What is expected
Give a verbatim copy of the lines below, minus the pictures.

━━━

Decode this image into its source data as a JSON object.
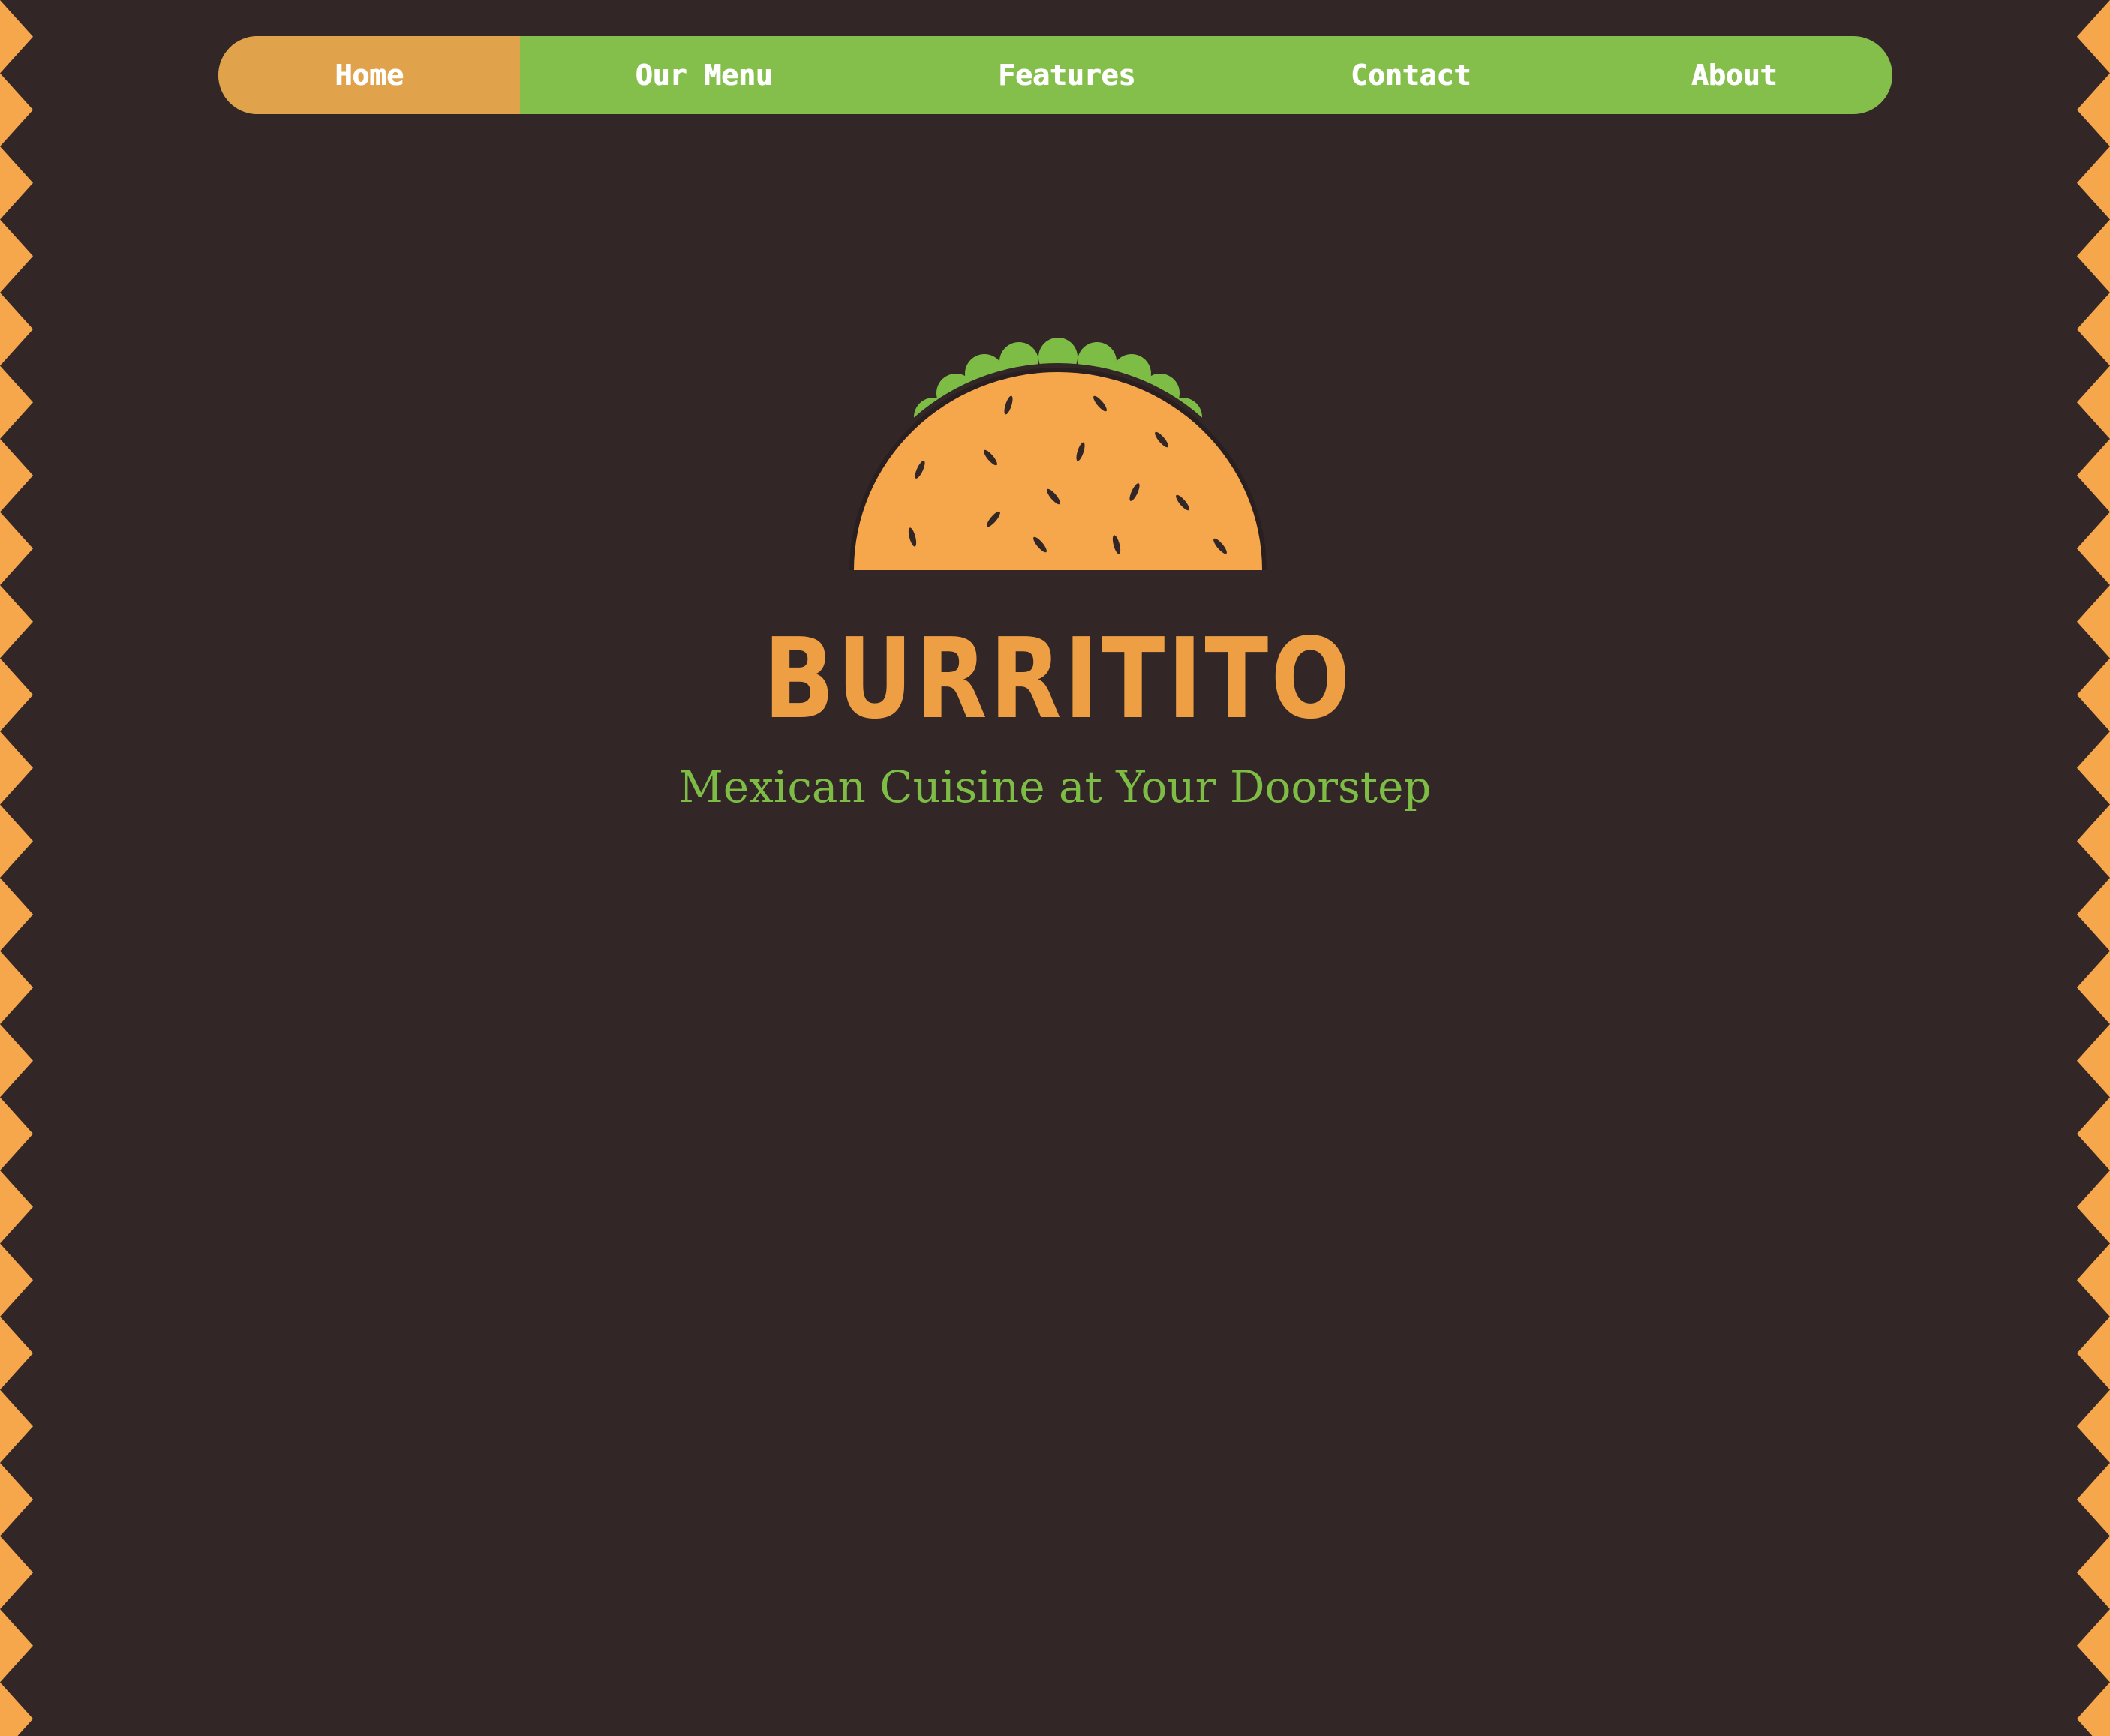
{
  "nav": {
    "items": [
      {
        "label": "Home",
        "active": true
      },
      {
        "label": "Our Menu",
        "active": false
      },
      {
        "label": "Features",
        "active": false
      },
      {
        "label": "Contact",
        "active": false
      },
      {
        "label": "About",
        "active": false
      }
    ]
  },
  "hero": {
    "logo_icon": "taco-icon",
    "title": "BURRITITO",
    "tagline": "Mexican Cuisine at Your Doorstep"
  },
  "colors": {
    "background": "#332627",
    "accent_orange": "#f6a74b",
    "nav_active": "#e0a24b",
    "nav_green": "#84bf4c",
    "tagline_green": "#7dbd45",
    "title_orange": "#ee9f43"
  }
}
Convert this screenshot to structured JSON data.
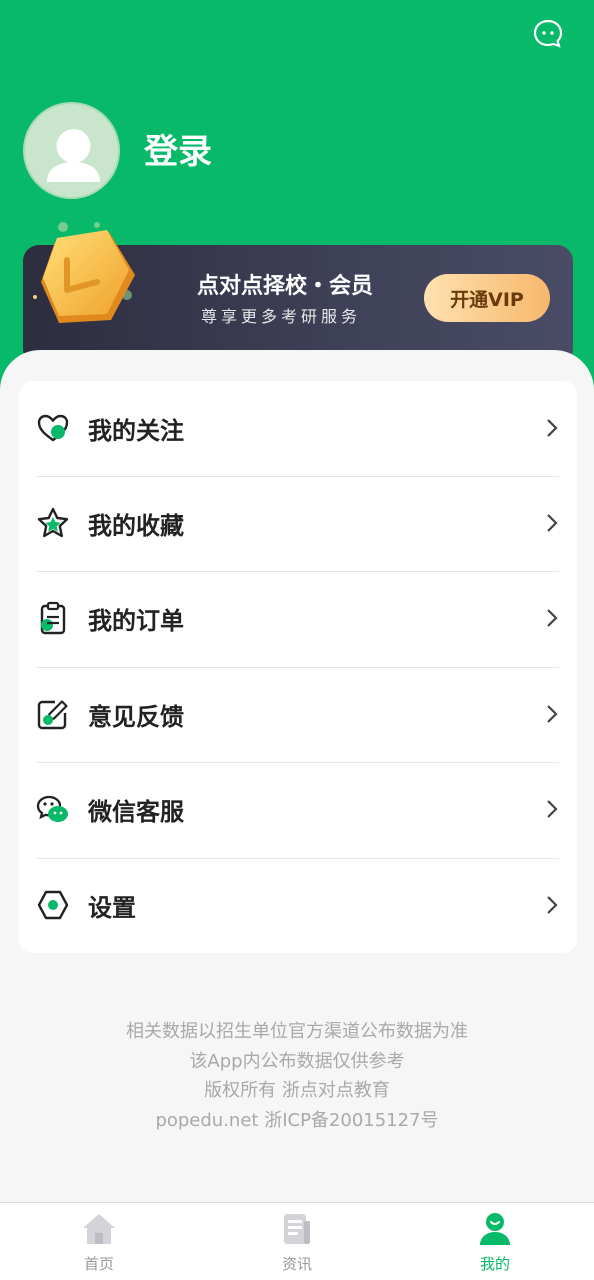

━━━

Solution for this exercise
Decode this image into its source data as a JSON object.
{
  "nav": {
    "items": [
      {
        "label": "Home",
        "active": true
      },
      {
        "label": "Our Menu",
        "active": false
      },
      {
        "label": "Features",
        "active": false
      },
      {
        "label": "Contact",
        "active": false
      },
      {
        "label": "About",
        "active": false
      }
    ]
  },
  "hero": {
    "logo_icon": "taco-icon",
    "title": "BURRITITO",
    "tagline": "Mexican Cuisine at Your Doorstep"
  },
  "colors": {
    "background": "#332627",
    "accent_orange": "#f6a74b",
    "nav_active": "#e0a24b",
    "nav_green": "#84bf4c",
    "tagline_green": "#7dbd45",
    "title_orange": "#ee9f43"
  }
}
Convert this screenshot to structured JSON data.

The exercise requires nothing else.